Pájaros que se quedan

The birds

‘The Birds’, A. Hitchcock (1963)

– – –

Morir no duele mucho:
nos duele más la vida.
Pero el morir es cosa diferente,
tras la puerta escondida:

la costumbre del sur, cuando los pájaros
antes que el hielo venga,
van a un clima mejor. Nosotros somos
pájaros que se quedan:

los temblorosos junto al umbral campesino,
que la migaja buscan,

brindada avaramente, hasta que ya la nieve
piadosa hacia el hogar nos empuja las plumas.

(Emily Dickinson)


Barcelona

A veces un gusto amargo,
un olor malo, una rara
luz, un tono desacorde,
un contacto que desgana,
como realidades fijas
nuestros sentidos alcanzan
y nos parecen que son
la verdad no sospechada…

J. R. J.

Carmen Laforet comienza Nada con esta cita de Juan Ramón Jiménez. Cada vez que regreso al relato de Andrea, la protagonista de la novela, me parece volver también a mis primeras semanas en Barcelona; bien recuerdo cómo las ilusiones de los días previos al viaje se truncaron rápidamente a medida que me adentraba en la rutina de la ciudad. Estaba a punto de empezar del peor modo posible la que sería, sin yo entonces saberlo, la mejor experiencia de mi vida.

Recuerdo con bastante nitidez mi llegada a Barcelona el mediodía del 26 de septiembre de 2009. Aquel día ni la sofocante humedad que sentí nada más poner el pie en tierras mediterráneas frenó los buenos e ilusionantes ánimos con que me disponía a empezar mi aventura.

«(…) El olor especial, el gran rumor de la gente, las luces siempre tristes, tenían para mí un gran encanto, ya que envolvía todas mis impresiones en la maravilla de haber llegado por fin a una ciudad grande, adorada en mis ensueños por desconocida (…)»

■ **Instrucción 1**:
Vuelca en una lista JSON de cadenas, una por línea y omitiendo las líneas en blanco, todas las entradas desde la que contiene "For every button, label, input, icon, or" hasta la que contiene "menu-item-about-label: 关于 (90, 318, 145, 349)", ambas incluidas.

■ **Entradas proporcionadas**:
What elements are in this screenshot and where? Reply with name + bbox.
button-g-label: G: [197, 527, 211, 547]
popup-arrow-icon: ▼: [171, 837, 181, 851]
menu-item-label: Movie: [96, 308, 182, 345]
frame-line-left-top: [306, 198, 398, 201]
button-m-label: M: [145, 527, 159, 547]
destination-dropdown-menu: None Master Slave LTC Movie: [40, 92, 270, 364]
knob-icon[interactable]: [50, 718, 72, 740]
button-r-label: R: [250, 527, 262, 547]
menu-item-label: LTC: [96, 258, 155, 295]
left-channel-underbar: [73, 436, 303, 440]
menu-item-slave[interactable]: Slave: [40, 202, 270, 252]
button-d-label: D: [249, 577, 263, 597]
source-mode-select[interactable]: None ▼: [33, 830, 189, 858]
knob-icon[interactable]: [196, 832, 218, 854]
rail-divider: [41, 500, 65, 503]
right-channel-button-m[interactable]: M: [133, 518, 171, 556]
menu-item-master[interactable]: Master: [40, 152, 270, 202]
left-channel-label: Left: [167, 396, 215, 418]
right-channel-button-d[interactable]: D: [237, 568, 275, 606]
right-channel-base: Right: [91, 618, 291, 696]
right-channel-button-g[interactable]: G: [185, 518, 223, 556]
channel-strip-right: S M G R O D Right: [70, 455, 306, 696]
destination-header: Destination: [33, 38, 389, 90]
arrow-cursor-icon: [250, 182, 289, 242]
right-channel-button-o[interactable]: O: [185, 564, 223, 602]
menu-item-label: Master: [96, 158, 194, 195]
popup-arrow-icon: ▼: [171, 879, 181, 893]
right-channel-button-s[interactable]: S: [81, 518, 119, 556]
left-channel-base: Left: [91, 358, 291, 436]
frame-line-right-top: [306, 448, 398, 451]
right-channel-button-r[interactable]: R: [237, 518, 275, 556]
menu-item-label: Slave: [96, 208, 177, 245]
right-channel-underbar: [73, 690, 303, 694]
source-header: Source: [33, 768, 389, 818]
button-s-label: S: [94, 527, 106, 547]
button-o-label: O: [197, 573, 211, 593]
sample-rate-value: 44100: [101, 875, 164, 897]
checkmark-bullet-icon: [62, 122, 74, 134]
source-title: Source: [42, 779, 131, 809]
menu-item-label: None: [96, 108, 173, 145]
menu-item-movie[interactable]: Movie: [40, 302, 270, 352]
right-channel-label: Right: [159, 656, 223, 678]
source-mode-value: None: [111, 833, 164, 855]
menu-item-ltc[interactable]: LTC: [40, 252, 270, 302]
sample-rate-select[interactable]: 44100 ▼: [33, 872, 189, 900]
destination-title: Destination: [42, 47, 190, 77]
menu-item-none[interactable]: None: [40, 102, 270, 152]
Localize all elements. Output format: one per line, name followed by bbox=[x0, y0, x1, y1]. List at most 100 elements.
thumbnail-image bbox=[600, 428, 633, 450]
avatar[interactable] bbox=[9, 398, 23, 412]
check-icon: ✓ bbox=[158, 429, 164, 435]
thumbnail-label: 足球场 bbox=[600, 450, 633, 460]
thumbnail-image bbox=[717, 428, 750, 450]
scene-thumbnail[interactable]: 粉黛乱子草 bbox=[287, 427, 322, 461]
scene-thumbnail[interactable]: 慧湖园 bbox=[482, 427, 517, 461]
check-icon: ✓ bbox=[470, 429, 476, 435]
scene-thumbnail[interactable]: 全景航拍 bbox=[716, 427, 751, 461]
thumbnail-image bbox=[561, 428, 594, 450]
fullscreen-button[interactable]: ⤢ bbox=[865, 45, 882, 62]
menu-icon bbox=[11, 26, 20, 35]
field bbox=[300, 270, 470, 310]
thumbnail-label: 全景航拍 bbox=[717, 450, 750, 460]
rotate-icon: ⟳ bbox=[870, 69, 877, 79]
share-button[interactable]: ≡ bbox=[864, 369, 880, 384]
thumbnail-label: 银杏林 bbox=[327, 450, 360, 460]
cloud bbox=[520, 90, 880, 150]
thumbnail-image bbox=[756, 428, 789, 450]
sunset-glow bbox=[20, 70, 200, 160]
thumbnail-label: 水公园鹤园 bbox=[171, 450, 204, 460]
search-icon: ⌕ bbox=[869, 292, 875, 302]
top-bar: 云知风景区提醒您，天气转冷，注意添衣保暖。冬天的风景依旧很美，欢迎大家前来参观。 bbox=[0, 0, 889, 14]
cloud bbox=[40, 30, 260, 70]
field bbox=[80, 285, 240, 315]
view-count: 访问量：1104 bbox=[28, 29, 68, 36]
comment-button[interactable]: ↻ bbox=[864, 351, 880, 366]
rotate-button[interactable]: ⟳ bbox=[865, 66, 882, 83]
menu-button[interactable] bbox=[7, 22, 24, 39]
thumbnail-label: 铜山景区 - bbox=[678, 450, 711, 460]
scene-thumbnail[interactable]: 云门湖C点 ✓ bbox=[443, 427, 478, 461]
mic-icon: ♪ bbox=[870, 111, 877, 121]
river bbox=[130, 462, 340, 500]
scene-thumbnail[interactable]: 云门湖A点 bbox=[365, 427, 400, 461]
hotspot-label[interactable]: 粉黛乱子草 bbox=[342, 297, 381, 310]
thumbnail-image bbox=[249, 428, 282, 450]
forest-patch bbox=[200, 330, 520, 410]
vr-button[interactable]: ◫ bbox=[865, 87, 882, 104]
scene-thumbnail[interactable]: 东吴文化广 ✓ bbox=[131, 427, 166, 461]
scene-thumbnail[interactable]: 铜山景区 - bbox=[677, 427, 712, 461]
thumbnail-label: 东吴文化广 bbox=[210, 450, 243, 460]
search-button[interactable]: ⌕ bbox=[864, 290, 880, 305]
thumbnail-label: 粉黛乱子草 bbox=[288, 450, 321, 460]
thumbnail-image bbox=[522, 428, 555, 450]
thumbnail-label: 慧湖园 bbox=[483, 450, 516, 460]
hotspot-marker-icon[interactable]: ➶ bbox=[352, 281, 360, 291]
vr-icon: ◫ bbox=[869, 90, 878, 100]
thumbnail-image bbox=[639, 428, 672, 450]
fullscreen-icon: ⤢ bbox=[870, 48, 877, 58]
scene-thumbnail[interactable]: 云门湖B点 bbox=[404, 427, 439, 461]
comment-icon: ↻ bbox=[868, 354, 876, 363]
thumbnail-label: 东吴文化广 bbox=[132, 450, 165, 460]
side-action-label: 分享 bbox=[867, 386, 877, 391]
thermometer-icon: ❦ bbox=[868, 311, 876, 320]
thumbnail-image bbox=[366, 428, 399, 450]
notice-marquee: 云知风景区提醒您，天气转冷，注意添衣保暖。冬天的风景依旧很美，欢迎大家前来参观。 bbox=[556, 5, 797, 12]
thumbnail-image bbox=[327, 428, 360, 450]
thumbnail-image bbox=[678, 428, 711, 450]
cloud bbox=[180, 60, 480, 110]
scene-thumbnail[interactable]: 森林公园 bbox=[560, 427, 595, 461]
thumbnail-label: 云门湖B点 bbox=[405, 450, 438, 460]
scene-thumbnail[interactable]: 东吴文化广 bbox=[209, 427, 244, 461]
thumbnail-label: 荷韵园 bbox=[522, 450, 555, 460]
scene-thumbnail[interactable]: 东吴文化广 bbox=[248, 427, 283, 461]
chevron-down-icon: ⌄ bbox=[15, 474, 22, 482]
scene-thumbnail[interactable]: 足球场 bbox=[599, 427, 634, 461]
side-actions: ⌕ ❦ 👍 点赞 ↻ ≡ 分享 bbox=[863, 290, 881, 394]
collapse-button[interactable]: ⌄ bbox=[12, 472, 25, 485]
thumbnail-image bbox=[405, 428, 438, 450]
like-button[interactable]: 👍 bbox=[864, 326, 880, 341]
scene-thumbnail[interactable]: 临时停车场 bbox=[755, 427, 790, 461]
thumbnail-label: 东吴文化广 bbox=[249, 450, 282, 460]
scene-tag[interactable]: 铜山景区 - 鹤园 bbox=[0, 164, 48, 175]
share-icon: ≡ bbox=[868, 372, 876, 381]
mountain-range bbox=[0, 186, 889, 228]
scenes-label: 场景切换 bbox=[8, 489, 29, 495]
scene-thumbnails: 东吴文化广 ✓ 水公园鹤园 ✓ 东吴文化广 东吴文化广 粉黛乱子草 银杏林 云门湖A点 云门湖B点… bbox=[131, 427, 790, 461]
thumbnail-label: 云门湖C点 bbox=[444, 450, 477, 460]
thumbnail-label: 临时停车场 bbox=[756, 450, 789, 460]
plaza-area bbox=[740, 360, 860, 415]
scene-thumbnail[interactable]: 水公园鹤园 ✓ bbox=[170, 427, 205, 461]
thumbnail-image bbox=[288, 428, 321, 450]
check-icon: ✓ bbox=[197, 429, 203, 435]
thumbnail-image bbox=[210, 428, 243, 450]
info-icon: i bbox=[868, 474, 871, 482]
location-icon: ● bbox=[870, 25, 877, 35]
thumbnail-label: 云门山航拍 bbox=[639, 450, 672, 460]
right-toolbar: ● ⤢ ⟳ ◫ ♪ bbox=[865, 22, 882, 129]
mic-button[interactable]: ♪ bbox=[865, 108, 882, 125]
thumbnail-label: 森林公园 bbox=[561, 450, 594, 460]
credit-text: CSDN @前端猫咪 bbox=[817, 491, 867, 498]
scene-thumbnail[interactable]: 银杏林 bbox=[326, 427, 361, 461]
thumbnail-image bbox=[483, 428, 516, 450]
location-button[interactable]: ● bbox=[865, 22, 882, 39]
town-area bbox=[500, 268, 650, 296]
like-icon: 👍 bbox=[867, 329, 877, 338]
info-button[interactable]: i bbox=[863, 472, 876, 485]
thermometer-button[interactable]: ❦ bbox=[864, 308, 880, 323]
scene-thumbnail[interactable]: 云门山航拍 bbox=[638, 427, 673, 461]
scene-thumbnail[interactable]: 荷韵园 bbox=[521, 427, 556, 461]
--
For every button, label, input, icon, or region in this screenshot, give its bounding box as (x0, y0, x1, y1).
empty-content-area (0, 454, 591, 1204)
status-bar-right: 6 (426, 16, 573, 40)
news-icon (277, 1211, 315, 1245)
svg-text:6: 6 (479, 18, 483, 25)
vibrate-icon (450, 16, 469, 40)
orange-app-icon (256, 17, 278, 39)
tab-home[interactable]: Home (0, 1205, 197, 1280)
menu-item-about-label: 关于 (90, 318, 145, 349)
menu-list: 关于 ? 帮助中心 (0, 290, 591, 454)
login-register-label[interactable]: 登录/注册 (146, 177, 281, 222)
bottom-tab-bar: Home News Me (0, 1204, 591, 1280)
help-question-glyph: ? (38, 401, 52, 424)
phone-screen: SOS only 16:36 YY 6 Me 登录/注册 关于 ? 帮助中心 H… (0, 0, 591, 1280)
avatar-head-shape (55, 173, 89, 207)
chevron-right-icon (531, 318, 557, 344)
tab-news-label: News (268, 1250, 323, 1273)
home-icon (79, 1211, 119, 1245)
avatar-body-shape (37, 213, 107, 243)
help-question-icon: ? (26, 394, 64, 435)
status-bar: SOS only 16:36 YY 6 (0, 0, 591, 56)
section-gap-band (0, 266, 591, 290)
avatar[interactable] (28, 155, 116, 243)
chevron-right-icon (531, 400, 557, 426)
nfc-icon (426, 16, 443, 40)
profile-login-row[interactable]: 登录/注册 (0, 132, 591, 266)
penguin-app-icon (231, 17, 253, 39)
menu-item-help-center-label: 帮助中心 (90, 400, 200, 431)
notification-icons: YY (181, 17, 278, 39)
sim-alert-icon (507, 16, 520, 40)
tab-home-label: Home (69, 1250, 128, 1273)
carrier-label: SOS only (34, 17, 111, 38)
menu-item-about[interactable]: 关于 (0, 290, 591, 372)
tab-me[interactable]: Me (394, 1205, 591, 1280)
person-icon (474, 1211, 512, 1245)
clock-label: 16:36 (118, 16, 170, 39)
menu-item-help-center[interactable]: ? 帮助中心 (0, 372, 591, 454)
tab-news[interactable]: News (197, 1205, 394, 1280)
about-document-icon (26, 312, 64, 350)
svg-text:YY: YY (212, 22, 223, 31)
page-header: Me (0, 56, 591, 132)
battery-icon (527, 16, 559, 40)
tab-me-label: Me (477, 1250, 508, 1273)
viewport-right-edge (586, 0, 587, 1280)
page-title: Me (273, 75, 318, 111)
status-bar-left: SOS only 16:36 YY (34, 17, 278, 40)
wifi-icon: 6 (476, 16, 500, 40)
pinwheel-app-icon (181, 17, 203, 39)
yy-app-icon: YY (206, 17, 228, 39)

■ **Instrucción 2**:
Duplica del texto extraído todo el fragmento que va desde "Recuerdo con bastante" hasta "empezar mi aventura.", sin alterar nada.

■ **Respuesta final 1**:
[
  "For every button, label, input, icon, or region in this screenshot, give its bounding box as (x0, y0, x1, y1).",
  "empty-content-area (0, 454, 591, 1204)",
  "status-bar-right: 6 (426, 16, 573, 40)",
  "news-icon (277, 1211, 315, 1245)",
  "svg-text:6: 6 (479, 18, 483, 25)",
  "vibrate-icon (450, 16, 469, 40)",
  "orange-app-icon (256, 17, 278, 39)",
  "tab-home[interactable]: Home (0, 1205, 197, 1280)",
  "menu-item-about-label: 关于 (90, 318, 145, 349)"
]

■ **Respuesta final 2**:
Recuerdo con bastante nitidez mi llegada a Barcelona el mediodía del 26 de septiembre de 2009. Aquel día ni la sofocante humedad que sentí nada más poner el pie en tierras mediterráneas frenó los buenos e ilusionantes ánimos con que me disponía a empezar mi aventura.